** Prompt **
Tally the lines of the listing that contain the word "合理即可", then give the total and nothing else.

** Material for the task **
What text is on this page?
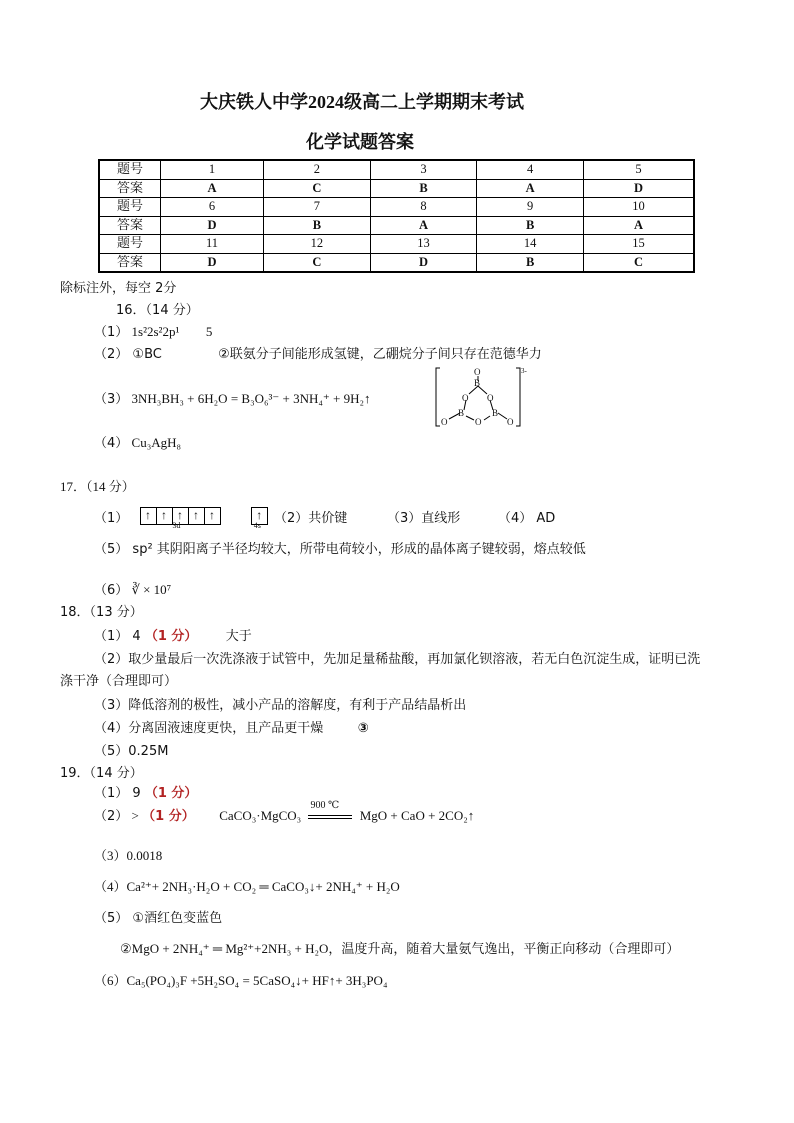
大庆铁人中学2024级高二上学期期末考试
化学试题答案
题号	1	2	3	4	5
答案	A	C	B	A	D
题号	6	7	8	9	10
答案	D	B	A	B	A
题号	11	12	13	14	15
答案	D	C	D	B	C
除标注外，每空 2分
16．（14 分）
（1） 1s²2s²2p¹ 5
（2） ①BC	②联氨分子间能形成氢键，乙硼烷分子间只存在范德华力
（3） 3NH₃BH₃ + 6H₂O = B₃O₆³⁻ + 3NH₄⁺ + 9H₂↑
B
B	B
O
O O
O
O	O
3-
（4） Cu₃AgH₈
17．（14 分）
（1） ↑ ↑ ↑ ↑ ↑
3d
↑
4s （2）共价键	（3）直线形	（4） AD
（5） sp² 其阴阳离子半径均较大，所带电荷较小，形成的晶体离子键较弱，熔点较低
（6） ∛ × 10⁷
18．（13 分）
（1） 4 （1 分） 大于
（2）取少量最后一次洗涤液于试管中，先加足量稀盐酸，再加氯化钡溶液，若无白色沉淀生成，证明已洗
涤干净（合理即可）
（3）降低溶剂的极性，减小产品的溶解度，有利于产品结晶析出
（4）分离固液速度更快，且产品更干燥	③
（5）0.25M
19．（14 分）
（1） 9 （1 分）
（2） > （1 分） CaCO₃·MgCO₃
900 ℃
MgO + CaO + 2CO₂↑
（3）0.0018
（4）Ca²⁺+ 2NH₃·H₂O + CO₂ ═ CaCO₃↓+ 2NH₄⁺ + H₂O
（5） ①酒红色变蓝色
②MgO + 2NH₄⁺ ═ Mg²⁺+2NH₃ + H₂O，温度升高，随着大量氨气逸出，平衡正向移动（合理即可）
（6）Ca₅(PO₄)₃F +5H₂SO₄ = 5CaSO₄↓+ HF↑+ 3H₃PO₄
==
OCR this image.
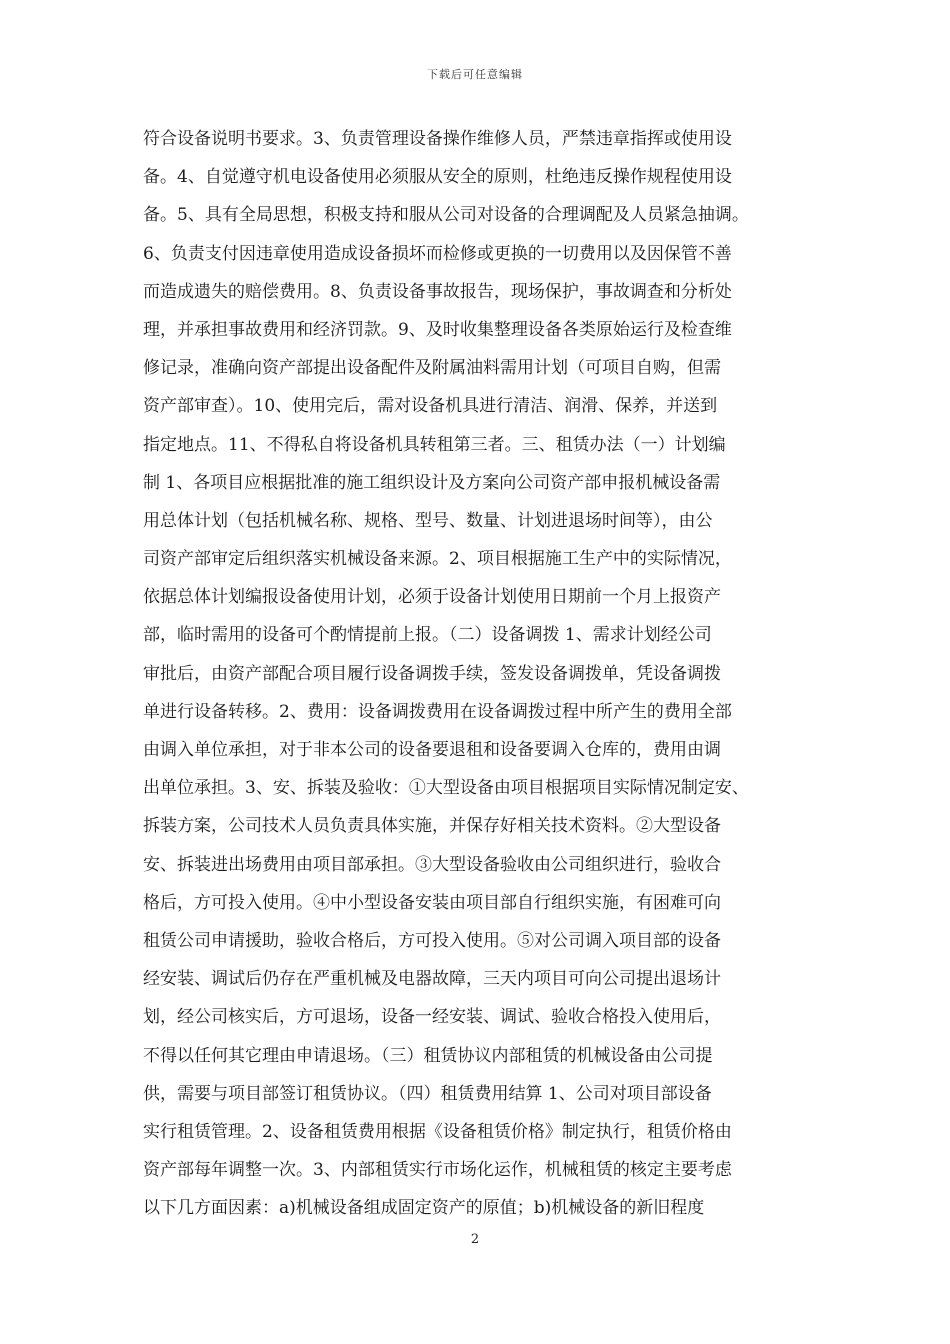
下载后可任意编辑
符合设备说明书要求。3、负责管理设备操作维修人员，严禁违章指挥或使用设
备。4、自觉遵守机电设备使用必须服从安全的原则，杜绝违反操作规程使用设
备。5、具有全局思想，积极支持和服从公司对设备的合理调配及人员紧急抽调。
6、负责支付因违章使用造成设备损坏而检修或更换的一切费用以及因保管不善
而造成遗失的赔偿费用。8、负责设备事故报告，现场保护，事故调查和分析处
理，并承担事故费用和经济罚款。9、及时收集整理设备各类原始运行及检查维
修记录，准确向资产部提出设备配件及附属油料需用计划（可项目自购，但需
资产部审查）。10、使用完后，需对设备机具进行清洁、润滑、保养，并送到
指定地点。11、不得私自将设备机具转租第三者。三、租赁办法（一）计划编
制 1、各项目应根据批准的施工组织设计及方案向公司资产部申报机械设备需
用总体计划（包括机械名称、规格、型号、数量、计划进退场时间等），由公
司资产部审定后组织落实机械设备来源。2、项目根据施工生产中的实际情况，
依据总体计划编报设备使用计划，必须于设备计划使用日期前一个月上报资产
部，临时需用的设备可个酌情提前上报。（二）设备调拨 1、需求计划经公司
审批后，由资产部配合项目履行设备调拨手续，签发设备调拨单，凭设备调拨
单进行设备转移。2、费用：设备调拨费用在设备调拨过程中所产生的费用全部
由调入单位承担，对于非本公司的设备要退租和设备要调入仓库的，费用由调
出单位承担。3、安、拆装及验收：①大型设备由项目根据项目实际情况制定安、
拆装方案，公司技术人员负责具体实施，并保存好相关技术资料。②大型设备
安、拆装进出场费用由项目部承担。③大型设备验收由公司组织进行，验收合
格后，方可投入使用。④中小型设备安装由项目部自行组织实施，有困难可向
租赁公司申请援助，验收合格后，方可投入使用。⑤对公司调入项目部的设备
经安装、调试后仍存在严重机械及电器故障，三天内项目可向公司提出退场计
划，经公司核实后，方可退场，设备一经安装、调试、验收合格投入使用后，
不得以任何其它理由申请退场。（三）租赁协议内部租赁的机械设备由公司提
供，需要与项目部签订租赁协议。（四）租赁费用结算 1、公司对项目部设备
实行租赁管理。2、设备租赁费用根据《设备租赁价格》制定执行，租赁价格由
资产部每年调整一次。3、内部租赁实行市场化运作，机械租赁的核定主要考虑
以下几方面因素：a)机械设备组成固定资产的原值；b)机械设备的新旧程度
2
---
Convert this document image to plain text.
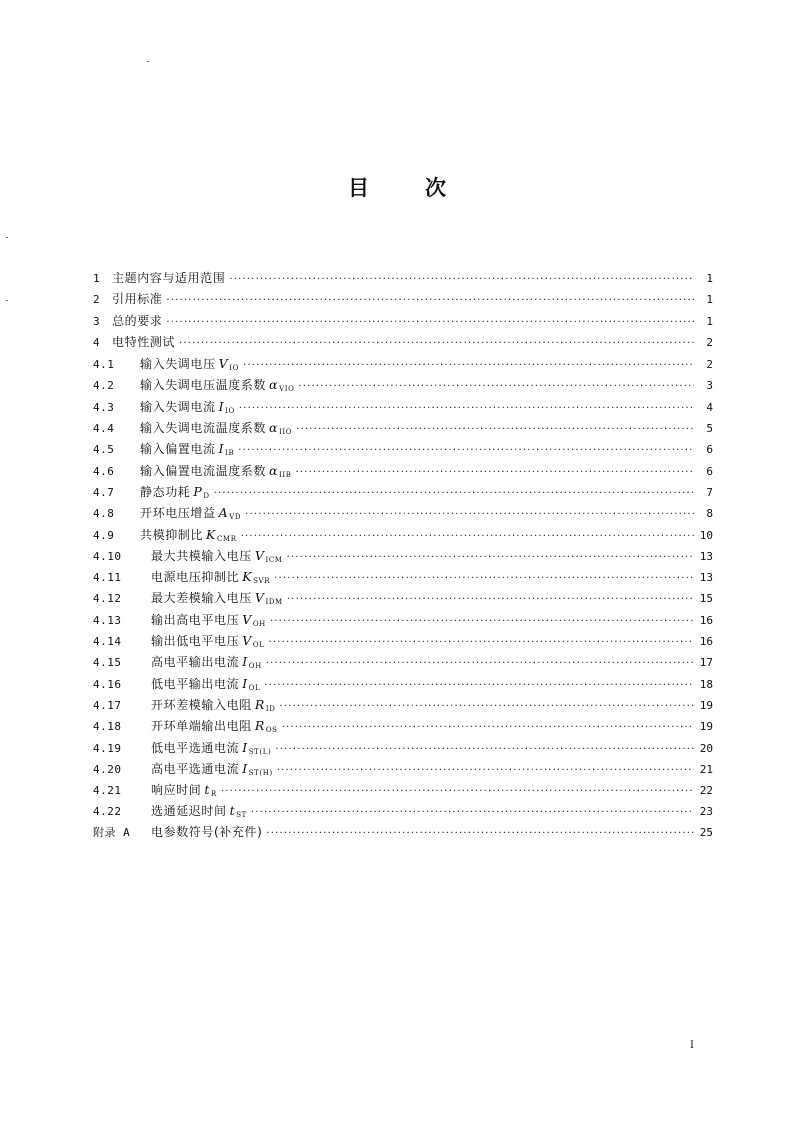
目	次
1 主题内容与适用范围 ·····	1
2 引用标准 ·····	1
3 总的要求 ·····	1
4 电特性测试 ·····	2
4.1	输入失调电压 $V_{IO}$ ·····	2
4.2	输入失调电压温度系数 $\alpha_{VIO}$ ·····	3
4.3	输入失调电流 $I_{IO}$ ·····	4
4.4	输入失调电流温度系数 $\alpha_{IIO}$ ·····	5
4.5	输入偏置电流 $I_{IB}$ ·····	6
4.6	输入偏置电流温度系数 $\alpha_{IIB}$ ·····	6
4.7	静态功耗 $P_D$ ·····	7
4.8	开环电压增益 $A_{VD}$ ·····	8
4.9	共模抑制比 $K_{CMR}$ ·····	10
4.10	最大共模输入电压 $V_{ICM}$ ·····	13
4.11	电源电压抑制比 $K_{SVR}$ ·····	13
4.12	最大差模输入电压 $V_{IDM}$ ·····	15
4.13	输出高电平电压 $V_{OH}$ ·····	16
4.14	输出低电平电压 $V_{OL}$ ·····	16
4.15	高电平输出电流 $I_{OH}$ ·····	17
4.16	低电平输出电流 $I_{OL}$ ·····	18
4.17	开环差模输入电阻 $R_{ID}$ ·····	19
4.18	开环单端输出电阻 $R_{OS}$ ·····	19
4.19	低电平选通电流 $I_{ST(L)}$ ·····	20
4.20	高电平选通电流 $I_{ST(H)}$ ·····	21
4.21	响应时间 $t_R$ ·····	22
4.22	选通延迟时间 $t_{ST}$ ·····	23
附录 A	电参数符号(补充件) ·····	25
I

** Problem solution **
2